Short exercise: Extract every line from the records below that contains the word "best".

Given data:
════
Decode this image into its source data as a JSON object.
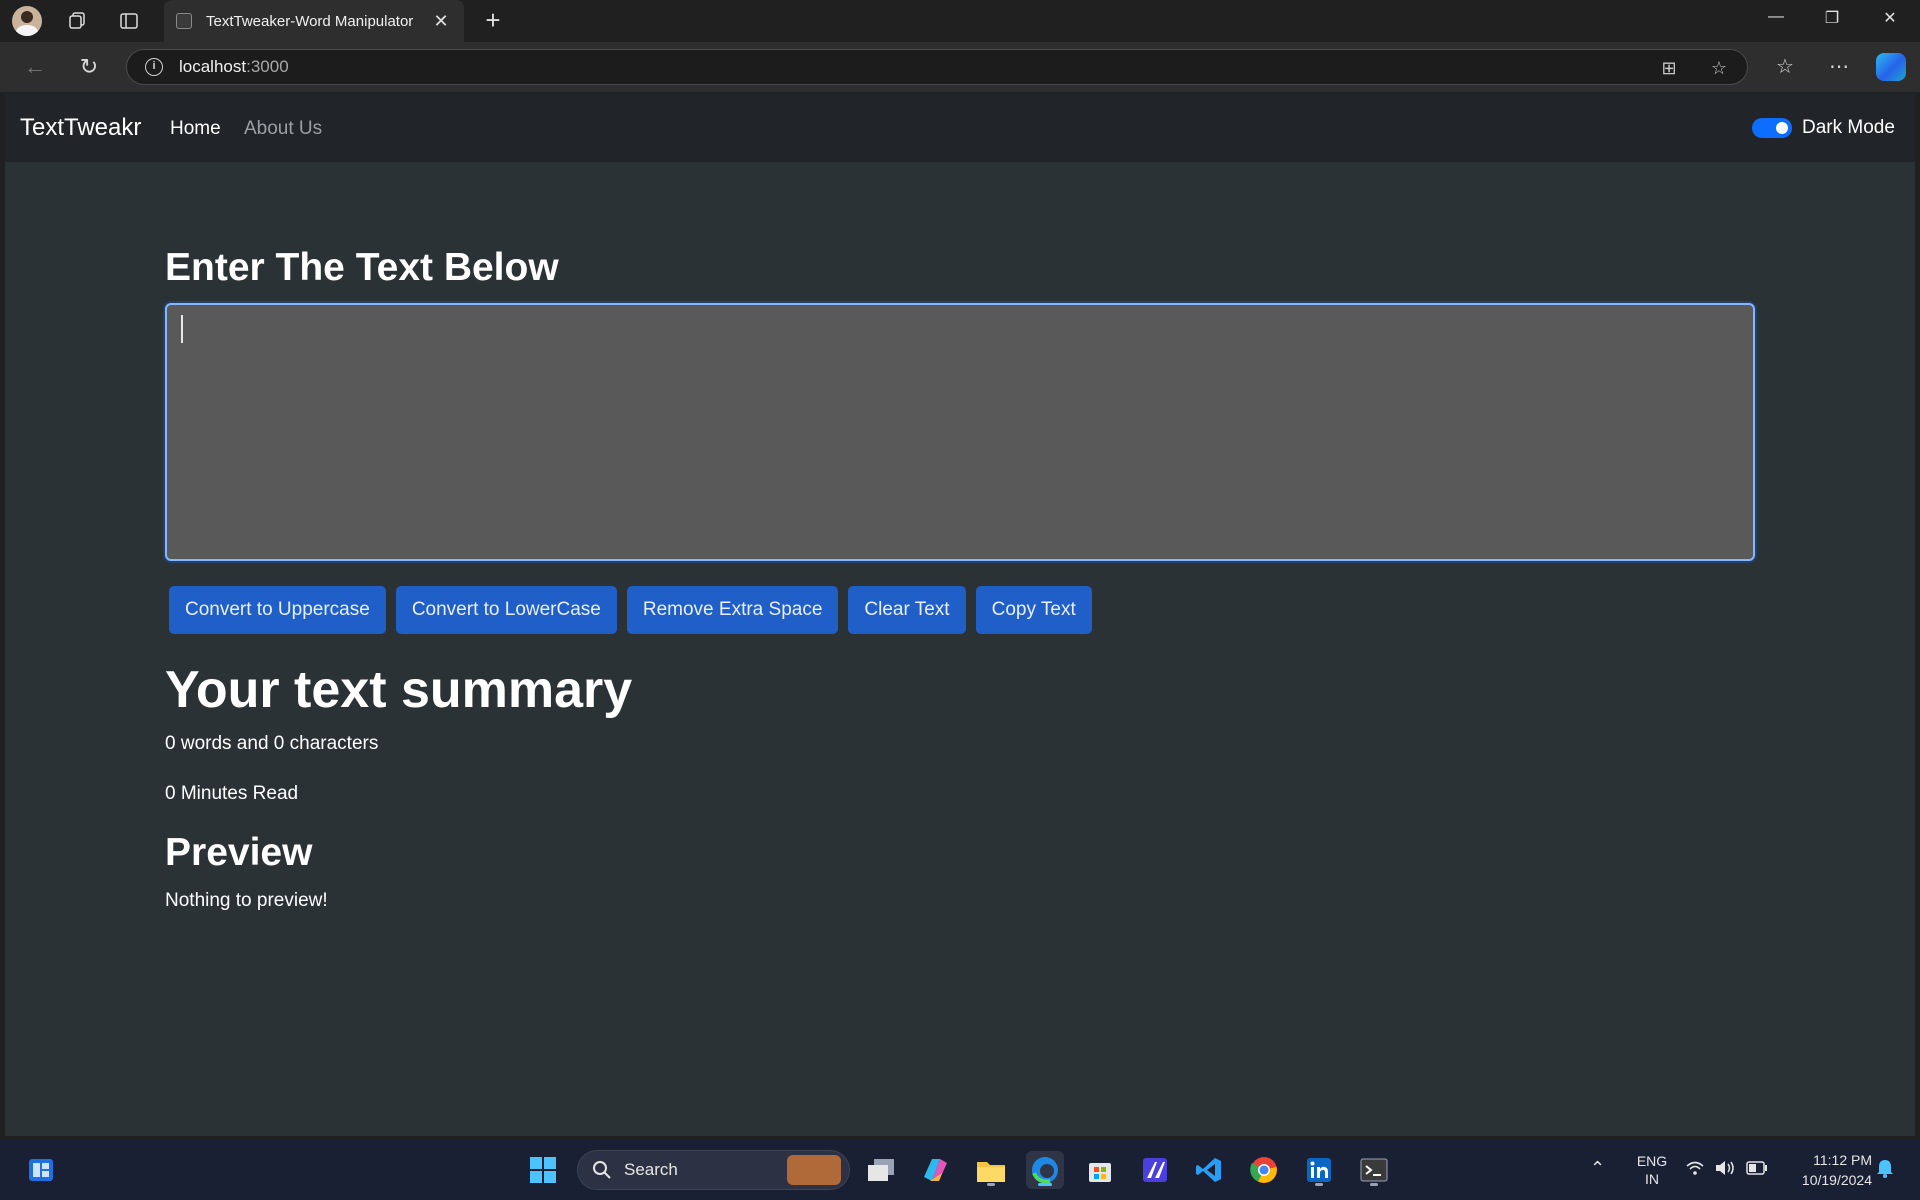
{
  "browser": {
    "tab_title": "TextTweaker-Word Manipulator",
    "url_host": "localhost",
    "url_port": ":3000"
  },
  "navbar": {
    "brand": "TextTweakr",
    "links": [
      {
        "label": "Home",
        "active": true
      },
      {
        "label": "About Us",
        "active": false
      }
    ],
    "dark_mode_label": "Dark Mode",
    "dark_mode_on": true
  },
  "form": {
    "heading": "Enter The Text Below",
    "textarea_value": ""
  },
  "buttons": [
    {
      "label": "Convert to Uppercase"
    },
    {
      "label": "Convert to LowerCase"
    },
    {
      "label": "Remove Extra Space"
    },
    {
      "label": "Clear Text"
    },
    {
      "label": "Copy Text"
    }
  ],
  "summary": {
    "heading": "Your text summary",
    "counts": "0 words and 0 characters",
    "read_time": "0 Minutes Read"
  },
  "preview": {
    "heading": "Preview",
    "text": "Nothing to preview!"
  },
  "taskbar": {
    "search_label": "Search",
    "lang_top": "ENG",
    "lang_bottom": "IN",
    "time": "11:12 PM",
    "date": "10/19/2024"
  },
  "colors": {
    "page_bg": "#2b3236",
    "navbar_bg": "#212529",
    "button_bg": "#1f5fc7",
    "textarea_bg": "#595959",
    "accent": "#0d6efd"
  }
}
════
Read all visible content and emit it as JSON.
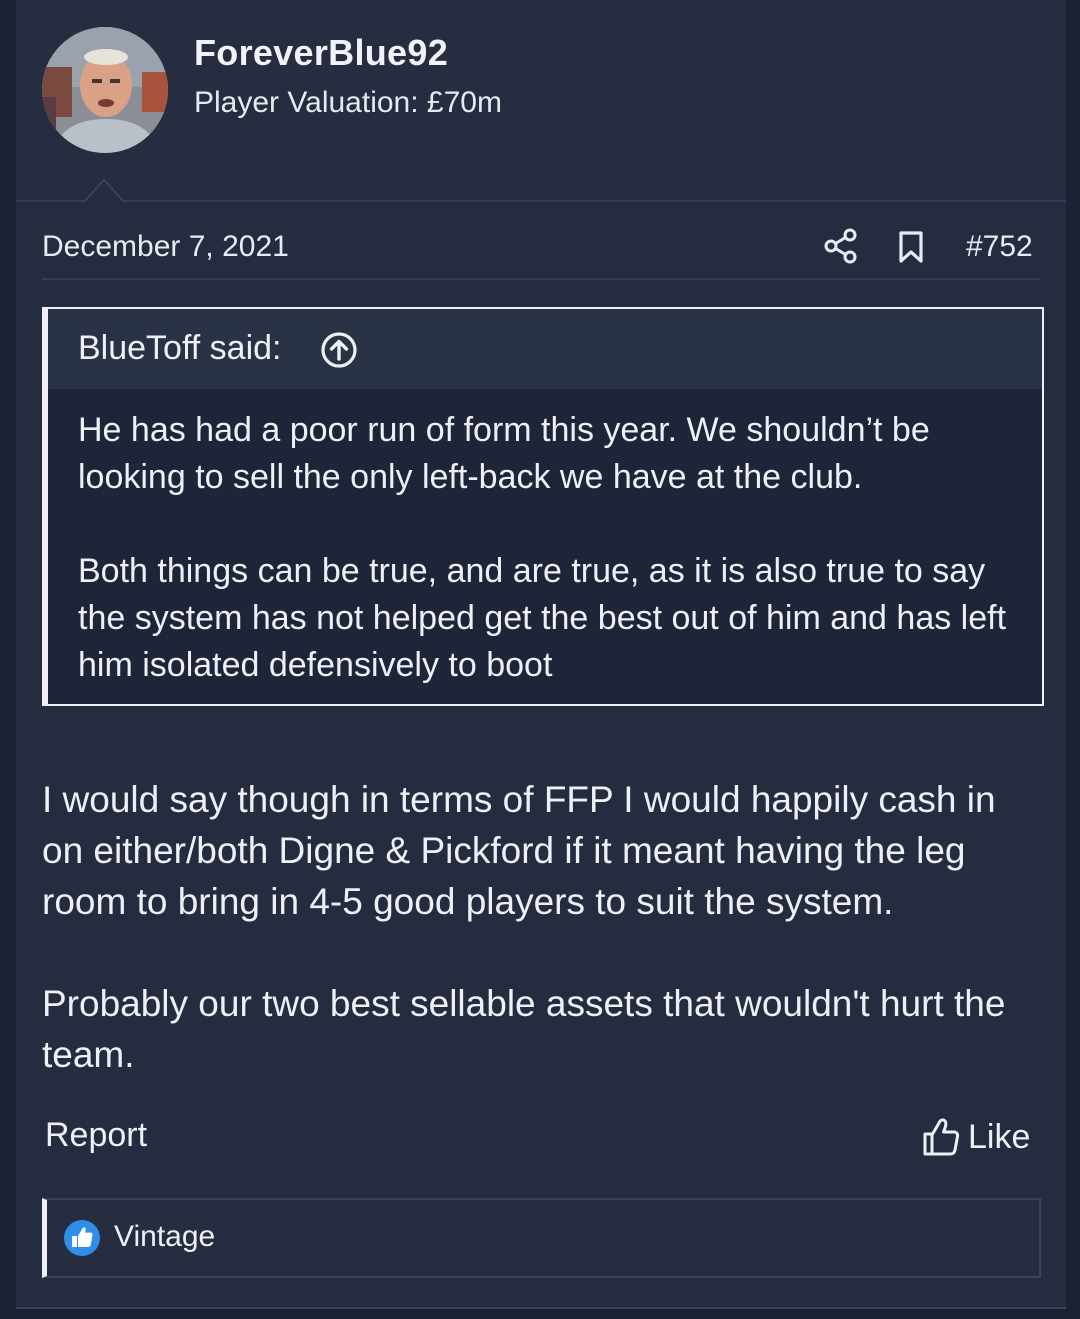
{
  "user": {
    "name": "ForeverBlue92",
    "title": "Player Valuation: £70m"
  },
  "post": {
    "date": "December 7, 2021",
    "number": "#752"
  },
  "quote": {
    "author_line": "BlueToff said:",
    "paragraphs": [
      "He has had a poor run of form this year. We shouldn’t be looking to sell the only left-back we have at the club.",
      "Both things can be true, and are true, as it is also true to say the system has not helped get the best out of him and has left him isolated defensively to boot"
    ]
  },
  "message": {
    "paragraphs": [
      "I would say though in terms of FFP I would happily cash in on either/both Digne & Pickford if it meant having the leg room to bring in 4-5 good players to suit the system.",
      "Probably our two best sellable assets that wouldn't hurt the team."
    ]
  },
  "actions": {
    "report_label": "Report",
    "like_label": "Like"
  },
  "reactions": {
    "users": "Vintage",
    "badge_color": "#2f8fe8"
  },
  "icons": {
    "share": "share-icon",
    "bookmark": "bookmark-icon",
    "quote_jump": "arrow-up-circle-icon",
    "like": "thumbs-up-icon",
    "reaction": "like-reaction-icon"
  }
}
════
Response for this exercise:
      "Both things can be true, and are true, as it is also true to say the system has not helped get the best out of him and has left him isolated defensively to boot"
      "Probably our two best sellable assets that wouldn't hurt the team."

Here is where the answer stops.